* _Task objective_
Find every line with the word "legend". Copy those lines.

* _Records to process_
## Start
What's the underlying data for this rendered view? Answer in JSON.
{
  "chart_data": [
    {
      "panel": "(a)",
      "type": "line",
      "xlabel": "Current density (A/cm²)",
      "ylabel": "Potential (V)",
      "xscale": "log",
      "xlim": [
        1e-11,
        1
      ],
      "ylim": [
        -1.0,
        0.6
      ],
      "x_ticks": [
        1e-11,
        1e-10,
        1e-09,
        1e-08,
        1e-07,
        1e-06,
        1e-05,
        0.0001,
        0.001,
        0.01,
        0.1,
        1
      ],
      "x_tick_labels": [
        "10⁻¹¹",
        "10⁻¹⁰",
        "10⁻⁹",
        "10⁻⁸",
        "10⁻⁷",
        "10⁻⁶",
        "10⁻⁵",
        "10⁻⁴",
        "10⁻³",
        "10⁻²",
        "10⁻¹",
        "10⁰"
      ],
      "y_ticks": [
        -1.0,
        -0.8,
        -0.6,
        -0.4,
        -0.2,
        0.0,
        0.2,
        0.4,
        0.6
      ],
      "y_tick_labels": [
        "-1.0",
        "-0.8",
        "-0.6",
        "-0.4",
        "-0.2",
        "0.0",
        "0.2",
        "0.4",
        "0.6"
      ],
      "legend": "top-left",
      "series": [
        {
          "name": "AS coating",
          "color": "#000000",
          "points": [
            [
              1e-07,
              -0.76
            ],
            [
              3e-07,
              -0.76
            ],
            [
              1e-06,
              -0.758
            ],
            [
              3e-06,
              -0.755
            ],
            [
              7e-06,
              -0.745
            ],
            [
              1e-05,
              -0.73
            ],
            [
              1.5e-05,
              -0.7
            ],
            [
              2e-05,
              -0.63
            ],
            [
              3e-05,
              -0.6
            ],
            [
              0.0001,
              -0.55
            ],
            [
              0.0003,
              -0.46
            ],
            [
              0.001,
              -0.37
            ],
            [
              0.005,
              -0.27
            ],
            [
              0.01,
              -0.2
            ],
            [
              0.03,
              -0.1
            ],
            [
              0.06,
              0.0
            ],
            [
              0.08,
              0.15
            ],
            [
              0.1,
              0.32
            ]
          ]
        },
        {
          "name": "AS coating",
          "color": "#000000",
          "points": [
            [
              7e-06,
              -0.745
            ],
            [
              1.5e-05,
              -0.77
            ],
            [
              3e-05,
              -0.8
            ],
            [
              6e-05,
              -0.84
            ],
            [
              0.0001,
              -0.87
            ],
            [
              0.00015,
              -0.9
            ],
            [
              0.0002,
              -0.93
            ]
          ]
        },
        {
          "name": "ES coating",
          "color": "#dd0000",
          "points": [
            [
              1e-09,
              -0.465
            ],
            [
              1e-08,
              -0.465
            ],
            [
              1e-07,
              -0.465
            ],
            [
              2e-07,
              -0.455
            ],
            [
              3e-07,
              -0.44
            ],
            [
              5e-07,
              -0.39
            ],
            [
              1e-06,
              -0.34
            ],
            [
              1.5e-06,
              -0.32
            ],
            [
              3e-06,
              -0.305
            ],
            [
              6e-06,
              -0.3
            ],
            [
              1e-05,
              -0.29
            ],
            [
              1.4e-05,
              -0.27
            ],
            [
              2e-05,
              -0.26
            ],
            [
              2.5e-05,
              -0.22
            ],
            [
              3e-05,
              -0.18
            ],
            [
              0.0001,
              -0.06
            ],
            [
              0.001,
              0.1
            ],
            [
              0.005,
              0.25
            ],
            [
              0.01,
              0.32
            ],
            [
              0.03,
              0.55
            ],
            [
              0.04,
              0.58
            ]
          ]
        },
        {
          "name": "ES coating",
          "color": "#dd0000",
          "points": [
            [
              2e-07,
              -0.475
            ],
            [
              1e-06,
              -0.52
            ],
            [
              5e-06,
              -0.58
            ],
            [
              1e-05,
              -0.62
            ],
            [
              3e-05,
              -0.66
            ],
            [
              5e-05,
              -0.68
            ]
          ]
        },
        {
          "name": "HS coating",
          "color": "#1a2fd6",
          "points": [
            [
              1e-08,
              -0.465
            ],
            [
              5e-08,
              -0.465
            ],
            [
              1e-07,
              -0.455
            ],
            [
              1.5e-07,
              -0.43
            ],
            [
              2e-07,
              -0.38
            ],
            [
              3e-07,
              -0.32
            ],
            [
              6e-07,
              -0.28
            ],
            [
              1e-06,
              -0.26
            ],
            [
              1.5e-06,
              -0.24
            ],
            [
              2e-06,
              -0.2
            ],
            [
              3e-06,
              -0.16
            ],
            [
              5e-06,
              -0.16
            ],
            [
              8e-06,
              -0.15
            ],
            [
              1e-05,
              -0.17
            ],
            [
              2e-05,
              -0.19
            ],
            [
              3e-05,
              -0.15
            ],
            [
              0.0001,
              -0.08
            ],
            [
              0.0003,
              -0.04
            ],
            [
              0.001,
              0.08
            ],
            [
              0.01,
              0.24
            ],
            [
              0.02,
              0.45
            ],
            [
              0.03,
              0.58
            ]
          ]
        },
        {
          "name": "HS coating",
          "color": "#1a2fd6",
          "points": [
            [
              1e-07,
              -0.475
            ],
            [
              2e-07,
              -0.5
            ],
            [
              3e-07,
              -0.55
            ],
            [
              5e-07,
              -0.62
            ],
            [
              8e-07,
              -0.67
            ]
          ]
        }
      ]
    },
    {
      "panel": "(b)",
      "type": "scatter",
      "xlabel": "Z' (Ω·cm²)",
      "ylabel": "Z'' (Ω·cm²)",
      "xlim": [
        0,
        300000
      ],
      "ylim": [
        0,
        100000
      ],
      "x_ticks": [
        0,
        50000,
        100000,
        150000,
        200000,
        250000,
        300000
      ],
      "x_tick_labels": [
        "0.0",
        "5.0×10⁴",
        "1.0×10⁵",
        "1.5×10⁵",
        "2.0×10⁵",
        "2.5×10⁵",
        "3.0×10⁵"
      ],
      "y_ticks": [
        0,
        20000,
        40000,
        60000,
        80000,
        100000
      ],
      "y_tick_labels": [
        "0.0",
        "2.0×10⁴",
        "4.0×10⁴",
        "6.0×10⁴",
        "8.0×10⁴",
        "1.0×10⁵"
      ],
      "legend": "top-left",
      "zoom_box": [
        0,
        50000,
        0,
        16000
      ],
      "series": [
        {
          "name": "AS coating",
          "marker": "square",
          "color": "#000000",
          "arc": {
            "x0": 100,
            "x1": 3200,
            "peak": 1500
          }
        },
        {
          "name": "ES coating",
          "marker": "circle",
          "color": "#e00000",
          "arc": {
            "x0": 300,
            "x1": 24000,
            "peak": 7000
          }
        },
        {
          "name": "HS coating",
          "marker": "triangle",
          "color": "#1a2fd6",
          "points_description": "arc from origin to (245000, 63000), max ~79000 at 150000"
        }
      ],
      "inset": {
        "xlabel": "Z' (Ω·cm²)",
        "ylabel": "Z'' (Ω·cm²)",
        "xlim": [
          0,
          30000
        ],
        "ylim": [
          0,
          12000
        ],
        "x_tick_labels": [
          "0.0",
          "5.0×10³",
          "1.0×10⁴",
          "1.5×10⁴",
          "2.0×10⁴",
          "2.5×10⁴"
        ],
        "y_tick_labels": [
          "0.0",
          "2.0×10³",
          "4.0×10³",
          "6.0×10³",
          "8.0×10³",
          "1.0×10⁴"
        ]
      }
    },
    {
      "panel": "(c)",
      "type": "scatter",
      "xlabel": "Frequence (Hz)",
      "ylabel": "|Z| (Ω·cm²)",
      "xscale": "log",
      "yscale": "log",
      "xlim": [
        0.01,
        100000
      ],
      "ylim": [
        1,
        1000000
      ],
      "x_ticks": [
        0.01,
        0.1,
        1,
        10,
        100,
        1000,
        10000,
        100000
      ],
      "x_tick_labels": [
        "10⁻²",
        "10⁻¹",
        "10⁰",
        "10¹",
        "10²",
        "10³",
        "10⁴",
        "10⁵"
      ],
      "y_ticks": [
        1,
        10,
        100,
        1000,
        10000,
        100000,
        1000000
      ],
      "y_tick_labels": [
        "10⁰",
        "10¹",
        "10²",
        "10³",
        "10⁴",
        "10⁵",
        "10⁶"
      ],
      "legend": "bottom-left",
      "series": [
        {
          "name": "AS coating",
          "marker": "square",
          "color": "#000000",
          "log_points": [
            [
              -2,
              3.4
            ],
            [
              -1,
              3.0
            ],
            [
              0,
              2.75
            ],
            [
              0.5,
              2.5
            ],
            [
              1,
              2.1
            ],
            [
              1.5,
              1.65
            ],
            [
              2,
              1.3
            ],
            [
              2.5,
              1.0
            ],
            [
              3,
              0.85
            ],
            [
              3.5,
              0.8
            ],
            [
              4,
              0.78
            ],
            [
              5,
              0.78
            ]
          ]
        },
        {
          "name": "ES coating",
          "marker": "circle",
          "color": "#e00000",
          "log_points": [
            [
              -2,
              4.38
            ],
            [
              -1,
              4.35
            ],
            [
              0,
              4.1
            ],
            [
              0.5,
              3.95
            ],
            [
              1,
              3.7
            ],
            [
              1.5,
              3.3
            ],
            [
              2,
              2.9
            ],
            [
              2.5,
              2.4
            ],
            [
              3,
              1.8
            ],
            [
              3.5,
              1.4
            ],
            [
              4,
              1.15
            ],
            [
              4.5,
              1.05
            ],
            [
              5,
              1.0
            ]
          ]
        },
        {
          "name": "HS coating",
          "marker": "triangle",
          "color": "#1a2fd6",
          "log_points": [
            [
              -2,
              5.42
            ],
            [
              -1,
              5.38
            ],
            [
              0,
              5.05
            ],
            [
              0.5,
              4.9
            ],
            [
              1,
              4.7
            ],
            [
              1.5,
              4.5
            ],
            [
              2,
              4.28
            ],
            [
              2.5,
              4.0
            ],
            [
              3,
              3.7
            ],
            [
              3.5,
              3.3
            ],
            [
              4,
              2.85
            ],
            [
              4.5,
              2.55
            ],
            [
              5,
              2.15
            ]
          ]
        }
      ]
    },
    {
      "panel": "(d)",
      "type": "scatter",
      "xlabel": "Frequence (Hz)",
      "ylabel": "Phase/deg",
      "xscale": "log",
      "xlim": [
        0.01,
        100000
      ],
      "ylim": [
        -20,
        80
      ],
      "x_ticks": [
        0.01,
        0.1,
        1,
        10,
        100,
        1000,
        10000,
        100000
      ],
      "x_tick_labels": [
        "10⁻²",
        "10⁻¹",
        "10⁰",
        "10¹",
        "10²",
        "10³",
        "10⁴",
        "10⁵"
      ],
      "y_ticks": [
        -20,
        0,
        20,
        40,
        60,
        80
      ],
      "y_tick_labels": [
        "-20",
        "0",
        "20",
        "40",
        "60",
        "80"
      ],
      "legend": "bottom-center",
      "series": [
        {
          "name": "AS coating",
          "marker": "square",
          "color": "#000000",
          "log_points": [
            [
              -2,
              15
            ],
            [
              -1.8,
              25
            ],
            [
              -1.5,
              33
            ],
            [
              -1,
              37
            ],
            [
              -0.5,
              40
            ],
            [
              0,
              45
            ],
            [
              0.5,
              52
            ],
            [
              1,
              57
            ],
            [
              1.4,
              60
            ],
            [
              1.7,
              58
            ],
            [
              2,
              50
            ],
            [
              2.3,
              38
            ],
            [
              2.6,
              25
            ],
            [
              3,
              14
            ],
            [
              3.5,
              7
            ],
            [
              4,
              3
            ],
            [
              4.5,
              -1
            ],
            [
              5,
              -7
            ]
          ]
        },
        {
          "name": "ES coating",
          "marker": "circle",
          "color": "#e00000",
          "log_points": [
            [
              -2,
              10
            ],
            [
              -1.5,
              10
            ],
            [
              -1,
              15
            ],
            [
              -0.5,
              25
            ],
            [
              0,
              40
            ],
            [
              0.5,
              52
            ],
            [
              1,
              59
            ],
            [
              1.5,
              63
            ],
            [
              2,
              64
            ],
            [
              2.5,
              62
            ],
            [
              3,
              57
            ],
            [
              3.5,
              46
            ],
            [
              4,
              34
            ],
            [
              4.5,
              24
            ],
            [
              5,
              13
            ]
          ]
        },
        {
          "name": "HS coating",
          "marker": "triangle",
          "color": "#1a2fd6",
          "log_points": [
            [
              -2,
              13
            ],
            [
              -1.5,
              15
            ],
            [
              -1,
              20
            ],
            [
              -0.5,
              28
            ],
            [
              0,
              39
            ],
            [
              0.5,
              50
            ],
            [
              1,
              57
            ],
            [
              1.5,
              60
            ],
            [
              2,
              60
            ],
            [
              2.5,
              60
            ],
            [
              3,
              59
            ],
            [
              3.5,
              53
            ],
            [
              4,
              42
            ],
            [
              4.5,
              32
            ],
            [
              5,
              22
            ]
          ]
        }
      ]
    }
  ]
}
## End
* _Finished answer_
      "legend": "top-left",
      "legend": "top-left",
      "legend": "bottom-left",
      "legend": "bottom-center",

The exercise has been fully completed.